Keep only the lines where "legend" appears.

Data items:
************
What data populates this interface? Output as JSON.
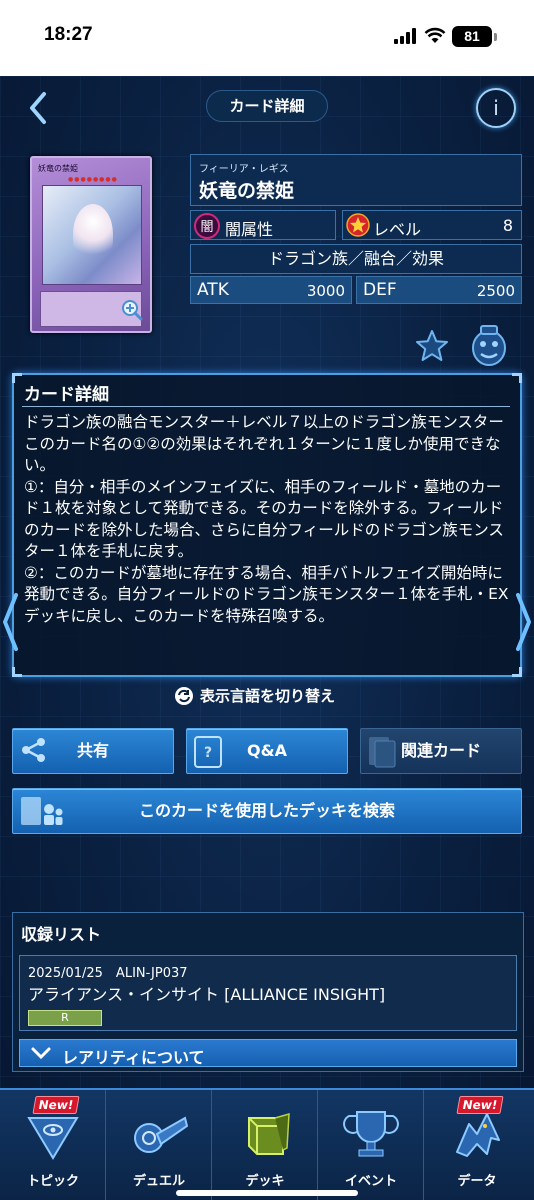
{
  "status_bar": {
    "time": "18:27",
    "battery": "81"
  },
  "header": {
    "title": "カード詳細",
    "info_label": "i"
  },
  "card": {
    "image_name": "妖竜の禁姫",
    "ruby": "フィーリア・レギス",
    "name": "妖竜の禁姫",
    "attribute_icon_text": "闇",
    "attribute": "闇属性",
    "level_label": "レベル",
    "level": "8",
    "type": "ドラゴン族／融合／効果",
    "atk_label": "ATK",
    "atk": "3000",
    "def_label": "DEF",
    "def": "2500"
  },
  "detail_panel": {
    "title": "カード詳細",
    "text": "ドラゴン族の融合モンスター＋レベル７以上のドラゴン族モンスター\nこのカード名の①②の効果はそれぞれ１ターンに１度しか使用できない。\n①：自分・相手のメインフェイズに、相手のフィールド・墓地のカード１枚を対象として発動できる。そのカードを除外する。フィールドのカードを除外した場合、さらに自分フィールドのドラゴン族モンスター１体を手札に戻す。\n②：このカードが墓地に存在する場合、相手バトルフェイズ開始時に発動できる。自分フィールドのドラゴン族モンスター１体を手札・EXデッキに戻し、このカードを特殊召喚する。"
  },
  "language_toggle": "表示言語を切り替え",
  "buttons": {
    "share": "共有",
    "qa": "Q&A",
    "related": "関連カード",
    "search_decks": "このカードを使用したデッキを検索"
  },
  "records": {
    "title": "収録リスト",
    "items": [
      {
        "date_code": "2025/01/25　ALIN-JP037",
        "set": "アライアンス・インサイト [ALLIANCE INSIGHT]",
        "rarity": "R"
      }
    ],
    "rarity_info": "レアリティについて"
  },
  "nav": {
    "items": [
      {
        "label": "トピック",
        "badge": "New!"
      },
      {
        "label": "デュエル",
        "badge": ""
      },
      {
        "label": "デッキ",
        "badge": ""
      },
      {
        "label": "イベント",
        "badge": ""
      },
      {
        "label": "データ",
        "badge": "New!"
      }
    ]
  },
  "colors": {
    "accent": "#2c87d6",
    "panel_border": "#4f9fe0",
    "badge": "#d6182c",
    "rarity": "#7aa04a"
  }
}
************
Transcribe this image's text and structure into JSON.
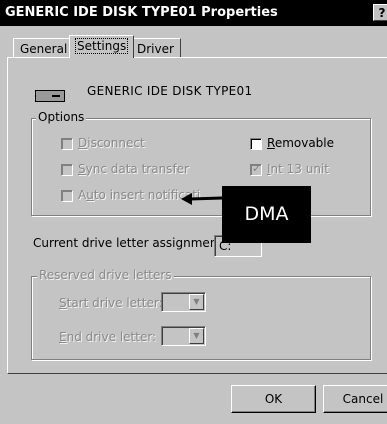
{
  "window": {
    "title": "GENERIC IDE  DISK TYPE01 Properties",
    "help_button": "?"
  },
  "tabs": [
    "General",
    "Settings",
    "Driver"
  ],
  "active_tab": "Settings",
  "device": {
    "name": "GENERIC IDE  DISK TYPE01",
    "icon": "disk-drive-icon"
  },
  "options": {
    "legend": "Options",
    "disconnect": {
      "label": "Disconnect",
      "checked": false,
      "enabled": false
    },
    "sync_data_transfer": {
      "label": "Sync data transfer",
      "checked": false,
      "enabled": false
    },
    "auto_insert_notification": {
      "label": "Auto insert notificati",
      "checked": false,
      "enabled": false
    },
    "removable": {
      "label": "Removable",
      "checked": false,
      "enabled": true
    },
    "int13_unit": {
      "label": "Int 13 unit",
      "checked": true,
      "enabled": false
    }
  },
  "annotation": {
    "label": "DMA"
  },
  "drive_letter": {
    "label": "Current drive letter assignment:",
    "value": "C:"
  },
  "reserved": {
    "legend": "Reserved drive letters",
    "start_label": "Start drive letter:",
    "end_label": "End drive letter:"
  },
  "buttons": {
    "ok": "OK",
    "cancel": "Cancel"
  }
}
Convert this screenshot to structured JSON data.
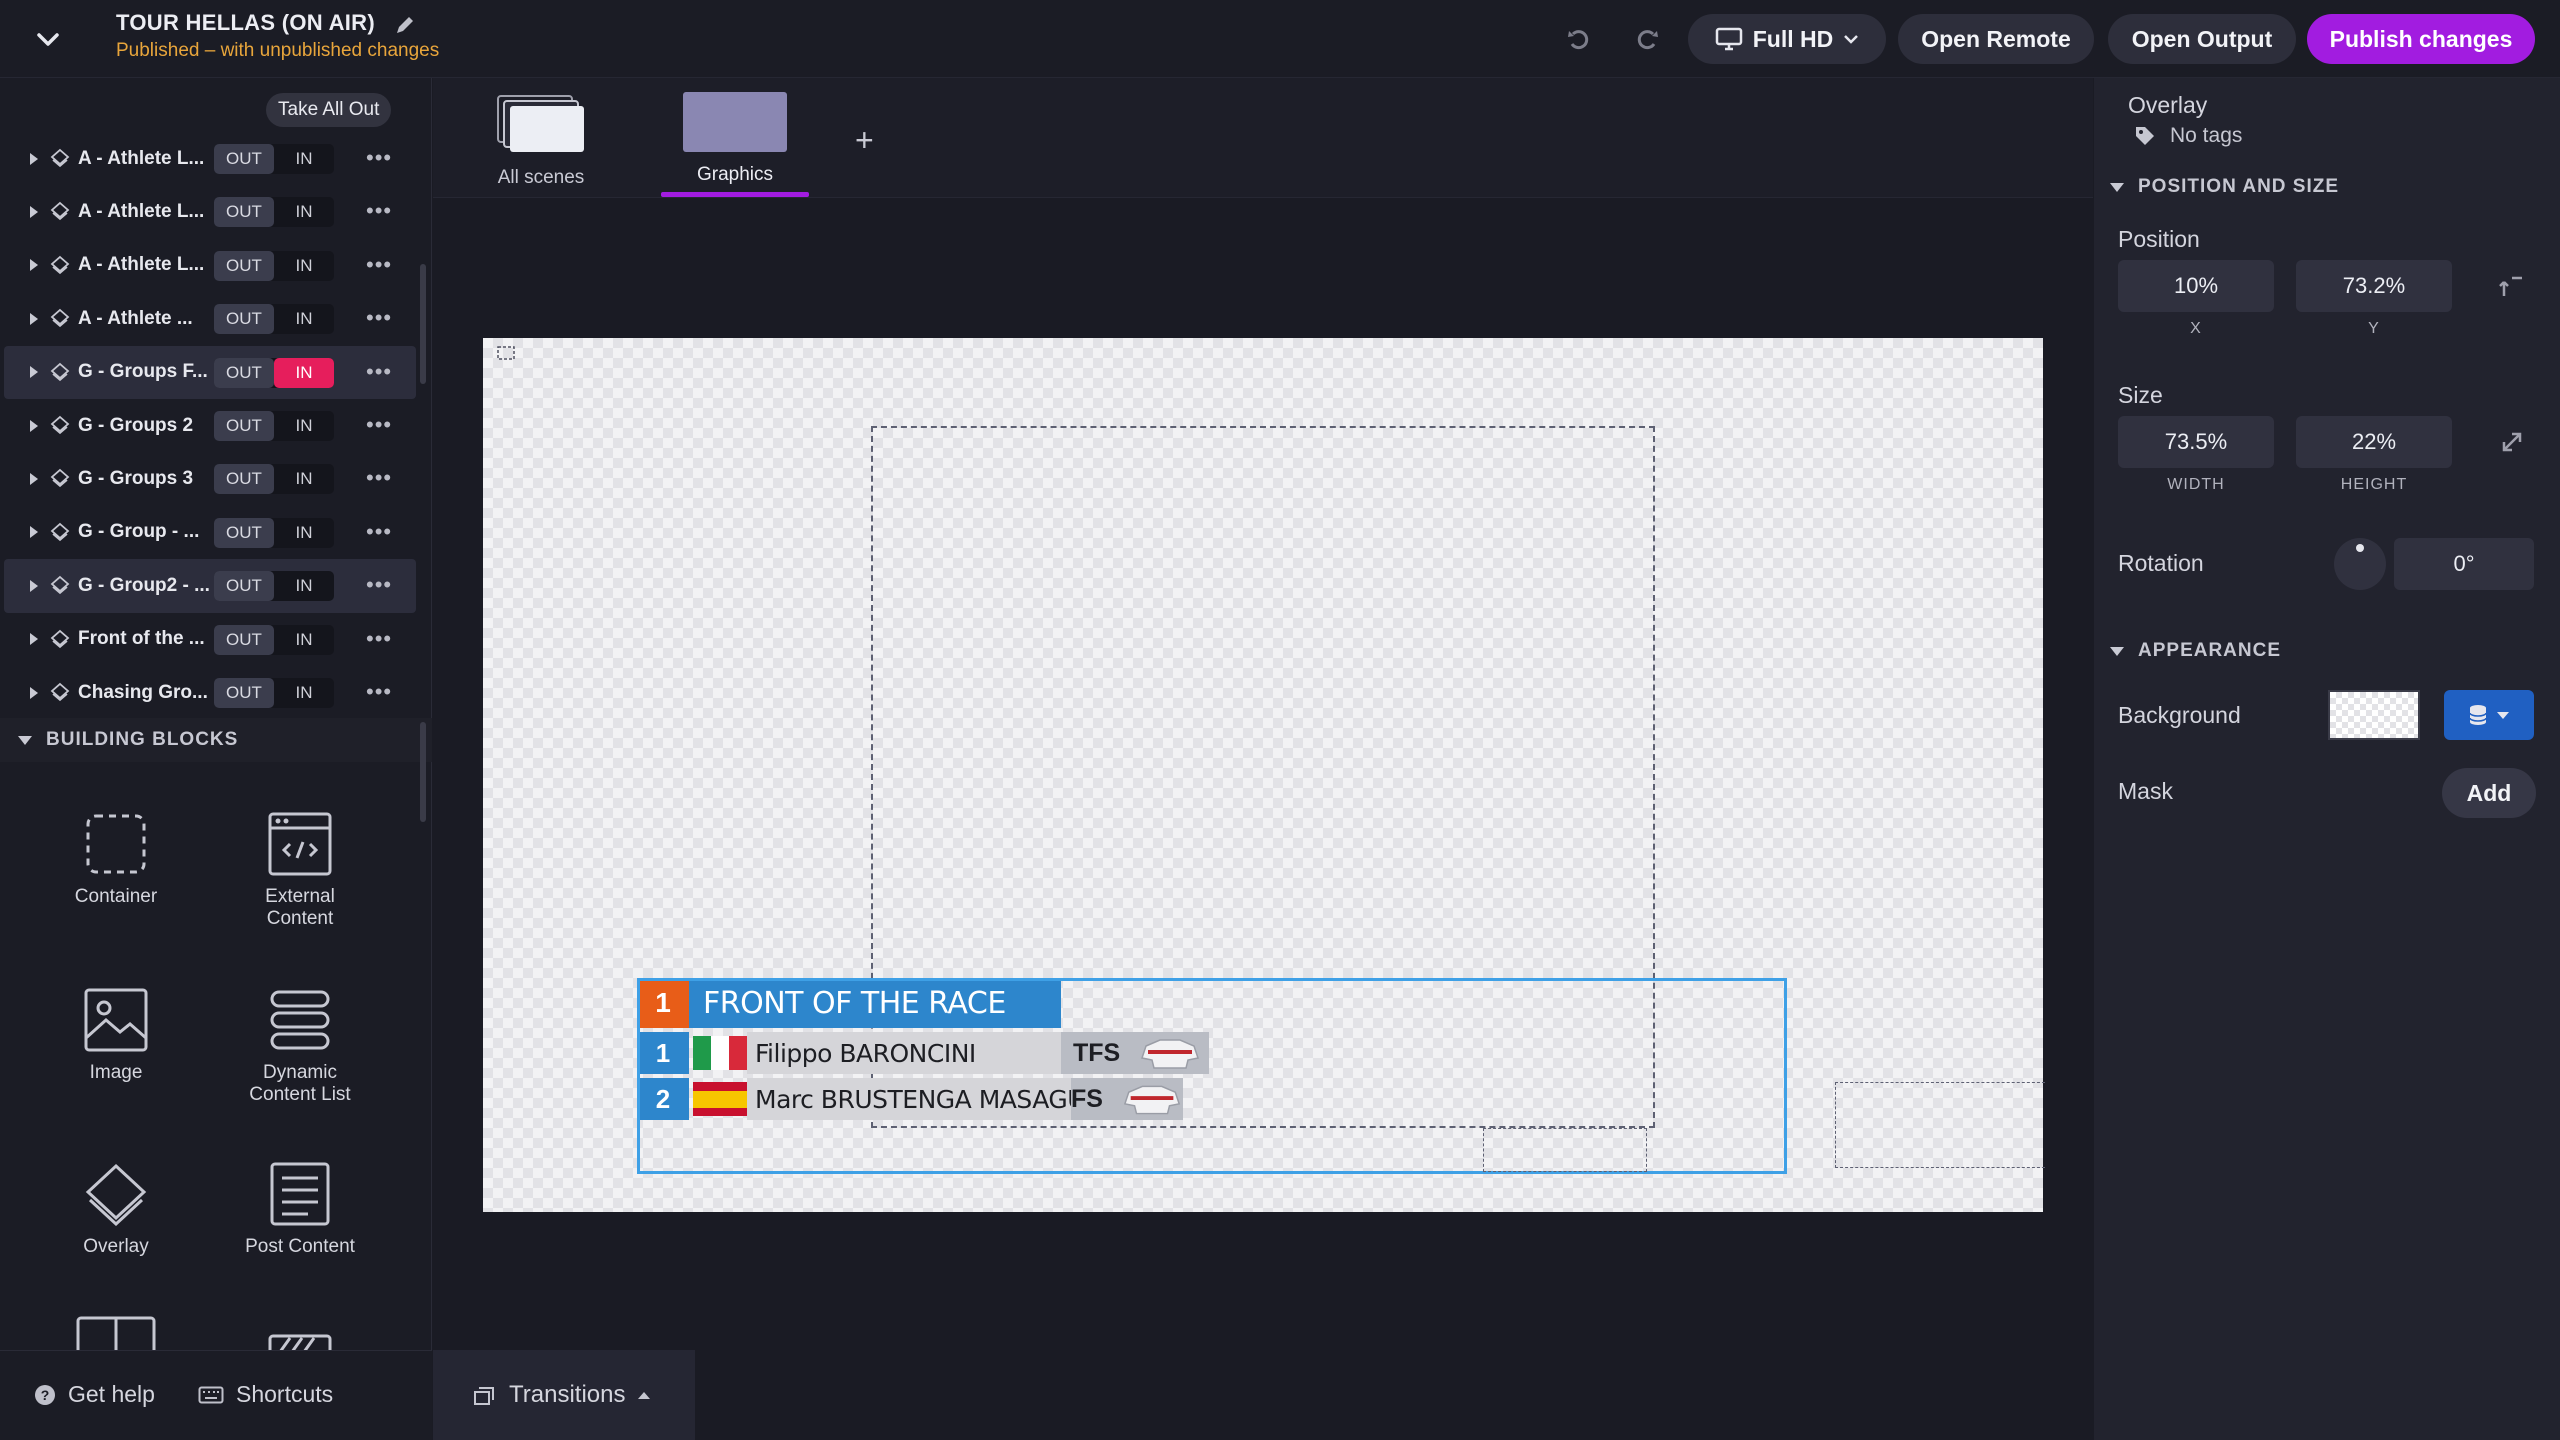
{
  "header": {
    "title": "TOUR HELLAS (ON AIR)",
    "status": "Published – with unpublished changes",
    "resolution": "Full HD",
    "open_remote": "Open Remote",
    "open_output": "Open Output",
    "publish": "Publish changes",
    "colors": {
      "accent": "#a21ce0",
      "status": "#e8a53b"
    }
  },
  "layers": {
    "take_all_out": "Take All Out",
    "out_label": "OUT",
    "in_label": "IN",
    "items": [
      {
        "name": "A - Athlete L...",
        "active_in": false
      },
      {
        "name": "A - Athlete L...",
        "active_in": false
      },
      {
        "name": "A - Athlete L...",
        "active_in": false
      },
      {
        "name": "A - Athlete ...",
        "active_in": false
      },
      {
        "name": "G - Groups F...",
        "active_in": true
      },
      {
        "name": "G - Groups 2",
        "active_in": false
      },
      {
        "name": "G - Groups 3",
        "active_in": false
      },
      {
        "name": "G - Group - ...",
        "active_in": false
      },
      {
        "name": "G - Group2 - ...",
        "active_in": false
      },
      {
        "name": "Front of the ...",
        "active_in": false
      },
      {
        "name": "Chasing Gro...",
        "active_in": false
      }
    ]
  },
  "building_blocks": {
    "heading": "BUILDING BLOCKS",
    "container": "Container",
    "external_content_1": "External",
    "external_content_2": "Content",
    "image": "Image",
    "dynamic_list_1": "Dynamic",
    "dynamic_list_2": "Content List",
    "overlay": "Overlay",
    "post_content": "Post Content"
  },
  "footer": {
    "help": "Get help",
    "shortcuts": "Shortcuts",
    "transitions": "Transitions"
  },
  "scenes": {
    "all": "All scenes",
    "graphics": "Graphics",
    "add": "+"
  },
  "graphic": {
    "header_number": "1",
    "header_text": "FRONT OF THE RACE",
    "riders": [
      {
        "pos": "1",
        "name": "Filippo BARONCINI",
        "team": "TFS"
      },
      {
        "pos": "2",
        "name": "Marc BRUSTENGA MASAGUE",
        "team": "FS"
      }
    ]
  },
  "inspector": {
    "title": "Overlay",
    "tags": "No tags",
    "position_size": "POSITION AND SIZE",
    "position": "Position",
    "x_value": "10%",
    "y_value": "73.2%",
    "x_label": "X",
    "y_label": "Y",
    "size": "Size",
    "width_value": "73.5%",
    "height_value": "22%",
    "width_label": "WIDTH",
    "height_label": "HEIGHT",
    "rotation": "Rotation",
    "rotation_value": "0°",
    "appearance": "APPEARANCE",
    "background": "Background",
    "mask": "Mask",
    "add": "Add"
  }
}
************
[REPLY]:
    "legend": "Options",
    "legend": "Reserved drive letters",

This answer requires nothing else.